• [What is being asked]:
Search the listing below for the string "recommend" and copy every line where it occurs.

::: Source records

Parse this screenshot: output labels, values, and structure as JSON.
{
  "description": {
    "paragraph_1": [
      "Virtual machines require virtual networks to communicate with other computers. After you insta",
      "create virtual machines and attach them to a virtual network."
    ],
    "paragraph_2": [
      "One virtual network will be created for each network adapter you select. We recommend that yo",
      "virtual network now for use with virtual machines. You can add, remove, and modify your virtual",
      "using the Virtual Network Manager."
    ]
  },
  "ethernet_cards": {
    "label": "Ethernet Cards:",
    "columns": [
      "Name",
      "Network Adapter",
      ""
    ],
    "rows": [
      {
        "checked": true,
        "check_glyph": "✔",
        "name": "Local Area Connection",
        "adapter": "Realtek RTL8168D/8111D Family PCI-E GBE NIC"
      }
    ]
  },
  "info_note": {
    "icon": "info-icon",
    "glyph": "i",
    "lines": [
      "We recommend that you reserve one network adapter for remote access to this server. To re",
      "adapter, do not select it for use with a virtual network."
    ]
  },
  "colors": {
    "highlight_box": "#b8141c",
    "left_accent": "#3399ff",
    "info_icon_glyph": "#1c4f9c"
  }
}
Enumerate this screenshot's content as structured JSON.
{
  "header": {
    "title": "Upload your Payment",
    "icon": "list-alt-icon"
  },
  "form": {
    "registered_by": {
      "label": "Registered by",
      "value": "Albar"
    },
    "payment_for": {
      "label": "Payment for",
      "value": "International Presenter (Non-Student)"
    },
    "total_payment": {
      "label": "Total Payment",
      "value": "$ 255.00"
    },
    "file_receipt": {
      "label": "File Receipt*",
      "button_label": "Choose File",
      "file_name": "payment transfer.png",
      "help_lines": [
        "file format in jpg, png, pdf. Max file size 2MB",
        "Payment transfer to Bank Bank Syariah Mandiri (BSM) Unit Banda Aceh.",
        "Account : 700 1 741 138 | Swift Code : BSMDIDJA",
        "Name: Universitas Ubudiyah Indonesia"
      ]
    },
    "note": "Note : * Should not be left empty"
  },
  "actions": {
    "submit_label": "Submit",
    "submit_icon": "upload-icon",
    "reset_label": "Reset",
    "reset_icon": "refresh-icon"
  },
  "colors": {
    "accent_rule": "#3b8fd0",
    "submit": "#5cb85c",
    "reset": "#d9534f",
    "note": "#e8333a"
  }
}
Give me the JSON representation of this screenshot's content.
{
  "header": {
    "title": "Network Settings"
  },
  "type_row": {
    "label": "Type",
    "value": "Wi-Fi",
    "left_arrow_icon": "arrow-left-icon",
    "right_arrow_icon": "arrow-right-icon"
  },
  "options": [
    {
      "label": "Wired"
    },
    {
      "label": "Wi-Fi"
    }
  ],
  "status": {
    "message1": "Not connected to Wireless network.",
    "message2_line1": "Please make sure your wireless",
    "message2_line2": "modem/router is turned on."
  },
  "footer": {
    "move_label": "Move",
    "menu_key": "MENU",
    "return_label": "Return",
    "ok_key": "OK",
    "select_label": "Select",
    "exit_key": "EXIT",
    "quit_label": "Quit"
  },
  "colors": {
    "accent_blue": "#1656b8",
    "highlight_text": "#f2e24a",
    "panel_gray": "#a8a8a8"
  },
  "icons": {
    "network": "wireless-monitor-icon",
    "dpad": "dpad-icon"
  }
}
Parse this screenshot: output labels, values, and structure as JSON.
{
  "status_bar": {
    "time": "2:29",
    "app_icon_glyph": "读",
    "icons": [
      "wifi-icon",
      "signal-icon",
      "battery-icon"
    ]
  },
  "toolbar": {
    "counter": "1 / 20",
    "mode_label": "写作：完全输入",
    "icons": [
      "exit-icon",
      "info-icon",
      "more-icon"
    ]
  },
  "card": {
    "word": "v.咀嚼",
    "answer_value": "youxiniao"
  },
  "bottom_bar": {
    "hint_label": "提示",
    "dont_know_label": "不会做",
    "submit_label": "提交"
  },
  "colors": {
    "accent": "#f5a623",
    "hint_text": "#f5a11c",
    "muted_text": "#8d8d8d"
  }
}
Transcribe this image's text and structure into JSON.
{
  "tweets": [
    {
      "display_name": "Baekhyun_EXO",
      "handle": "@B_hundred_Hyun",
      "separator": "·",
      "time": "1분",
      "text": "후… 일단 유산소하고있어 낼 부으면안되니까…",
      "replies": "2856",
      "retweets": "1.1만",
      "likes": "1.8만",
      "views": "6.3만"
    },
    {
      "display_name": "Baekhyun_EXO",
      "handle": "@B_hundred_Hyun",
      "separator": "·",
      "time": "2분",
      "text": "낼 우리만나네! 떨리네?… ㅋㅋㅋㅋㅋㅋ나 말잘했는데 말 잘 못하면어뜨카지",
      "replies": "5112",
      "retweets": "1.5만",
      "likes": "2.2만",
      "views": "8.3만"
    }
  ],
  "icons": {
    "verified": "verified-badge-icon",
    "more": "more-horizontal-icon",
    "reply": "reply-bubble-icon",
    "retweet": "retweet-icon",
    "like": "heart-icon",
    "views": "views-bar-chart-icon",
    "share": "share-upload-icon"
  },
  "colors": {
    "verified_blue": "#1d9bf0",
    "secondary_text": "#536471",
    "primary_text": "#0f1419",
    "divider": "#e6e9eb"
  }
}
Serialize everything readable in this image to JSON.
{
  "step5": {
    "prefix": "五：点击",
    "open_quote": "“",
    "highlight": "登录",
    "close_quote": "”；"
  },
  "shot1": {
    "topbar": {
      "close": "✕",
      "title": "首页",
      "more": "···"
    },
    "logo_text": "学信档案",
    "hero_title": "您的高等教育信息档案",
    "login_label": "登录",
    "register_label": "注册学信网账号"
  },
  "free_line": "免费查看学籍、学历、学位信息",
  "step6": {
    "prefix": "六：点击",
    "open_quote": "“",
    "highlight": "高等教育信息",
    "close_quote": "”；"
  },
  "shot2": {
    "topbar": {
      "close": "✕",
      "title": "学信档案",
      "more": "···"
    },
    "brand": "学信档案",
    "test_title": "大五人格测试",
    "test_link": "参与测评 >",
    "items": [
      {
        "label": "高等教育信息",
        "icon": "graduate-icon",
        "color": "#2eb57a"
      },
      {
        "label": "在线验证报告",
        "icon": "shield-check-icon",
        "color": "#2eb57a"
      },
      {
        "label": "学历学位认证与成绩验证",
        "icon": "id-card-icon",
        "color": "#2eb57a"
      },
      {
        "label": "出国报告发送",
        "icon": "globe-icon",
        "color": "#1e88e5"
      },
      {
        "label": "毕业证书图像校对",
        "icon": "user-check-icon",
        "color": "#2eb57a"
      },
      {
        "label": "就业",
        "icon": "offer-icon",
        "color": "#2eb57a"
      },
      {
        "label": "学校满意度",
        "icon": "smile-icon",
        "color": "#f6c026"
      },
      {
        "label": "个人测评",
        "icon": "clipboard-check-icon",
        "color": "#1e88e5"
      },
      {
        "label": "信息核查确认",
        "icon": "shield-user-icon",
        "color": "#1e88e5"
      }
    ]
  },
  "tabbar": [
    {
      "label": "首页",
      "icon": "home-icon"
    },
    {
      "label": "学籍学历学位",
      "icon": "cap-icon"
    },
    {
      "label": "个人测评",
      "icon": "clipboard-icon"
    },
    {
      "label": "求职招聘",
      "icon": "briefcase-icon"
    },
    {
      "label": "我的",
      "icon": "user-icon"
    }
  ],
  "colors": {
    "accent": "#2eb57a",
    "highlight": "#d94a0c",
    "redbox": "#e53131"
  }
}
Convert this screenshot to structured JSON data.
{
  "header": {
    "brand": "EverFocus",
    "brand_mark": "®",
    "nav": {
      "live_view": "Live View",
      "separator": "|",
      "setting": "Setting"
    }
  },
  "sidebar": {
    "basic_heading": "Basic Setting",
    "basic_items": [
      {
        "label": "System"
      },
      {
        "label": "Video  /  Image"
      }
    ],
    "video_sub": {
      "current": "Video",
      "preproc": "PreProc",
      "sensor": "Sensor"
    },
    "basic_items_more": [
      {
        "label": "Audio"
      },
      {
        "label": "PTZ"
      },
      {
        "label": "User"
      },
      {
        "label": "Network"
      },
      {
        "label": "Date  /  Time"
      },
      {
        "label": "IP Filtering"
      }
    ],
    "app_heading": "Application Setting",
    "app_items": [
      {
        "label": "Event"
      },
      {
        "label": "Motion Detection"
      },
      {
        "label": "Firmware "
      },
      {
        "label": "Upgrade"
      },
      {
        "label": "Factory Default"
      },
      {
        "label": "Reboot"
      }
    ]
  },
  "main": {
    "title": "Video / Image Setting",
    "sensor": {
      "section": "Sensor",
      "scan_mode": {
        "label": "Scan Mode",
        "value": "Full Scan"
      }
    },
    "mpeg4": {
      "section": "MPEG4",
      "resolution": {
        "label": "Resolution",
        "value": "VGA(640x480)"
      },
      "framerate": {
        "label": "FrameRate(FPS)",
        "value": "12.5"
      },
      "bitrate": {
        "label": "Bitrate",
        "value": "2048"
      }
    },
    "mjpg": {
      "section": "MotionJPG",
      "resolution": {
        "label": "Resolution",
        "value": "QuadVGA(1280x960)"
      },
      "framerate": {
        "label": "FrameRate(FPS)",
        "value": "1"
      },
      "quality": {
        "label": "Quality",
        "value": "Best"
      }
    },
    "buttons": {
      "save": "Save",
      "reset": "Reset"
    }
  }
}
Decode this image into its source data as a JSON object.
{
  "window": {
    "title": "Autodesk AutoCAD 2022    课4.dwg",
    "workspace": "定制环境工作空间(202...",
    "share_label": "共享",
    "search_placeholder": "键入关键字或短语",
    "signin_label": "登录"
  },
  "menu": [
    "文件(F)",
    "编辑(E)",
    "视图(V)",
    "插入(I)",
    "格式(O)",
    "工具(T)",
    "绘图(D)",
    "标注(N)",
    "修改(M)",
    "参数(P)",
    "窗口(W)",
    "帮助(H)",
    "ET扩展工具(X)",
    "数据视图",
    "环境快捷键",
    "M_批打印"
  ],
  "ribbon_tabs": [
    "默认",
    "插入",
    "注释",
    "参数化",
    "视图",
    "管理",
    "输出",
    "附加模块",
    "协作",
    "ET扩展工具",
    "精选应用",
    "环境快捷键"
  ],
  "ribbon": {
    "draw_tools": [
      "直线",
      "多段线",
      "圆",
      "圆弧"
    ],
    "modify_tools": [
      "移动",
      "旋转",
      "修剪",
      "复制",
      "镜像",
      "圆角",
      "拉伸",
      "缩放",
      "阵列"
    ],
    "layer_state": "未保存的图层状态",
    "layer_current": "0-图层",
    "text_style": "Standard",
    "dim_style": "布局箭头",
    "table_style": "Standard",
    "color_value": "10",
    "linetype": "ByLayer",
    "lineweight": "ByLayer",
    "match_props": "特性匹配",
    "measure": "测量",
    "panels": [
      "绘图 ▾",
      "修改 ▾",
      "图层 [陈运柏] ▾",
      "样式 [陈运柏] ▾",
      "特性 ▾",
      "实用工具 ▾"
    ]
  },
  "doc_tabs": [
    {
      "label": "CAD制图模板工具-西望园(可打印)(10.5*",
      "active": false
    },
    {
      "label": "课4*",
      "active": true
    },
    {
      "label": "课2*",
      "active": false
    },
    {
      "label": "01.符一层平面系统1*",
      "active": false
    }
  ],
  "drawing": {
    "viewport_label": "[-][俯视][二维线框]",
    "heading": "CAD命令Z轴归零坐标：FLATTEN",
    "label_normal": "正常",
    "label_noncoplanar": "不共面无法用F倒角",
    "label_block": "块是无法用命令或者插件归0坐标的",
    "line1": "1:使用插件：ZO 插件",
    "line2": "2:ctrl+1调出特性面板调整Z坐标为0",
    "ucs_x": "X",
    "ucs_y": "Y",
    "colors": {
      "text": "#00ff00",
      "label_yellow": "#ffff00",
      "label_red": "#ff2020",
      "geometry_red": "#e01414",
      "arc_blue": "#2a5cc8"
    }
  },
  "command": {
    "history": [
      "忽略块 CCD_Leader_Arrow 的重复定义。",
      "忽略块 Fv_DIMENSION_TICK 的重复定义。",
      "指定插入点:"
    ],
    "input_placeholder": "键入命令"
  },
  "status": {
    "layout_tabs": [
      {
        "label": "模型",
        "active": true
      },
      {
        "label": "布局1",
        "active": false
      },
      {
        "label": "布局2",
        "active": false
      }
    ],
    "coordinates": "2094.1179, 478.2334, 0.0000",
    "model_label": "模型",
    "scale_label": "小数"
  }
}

::::::

• [The response]:
      "One virtual network will be created for each network adapter you select. We recommend that yo",
      "We recommend that you reserve one network adapter for remote access to this server. To re",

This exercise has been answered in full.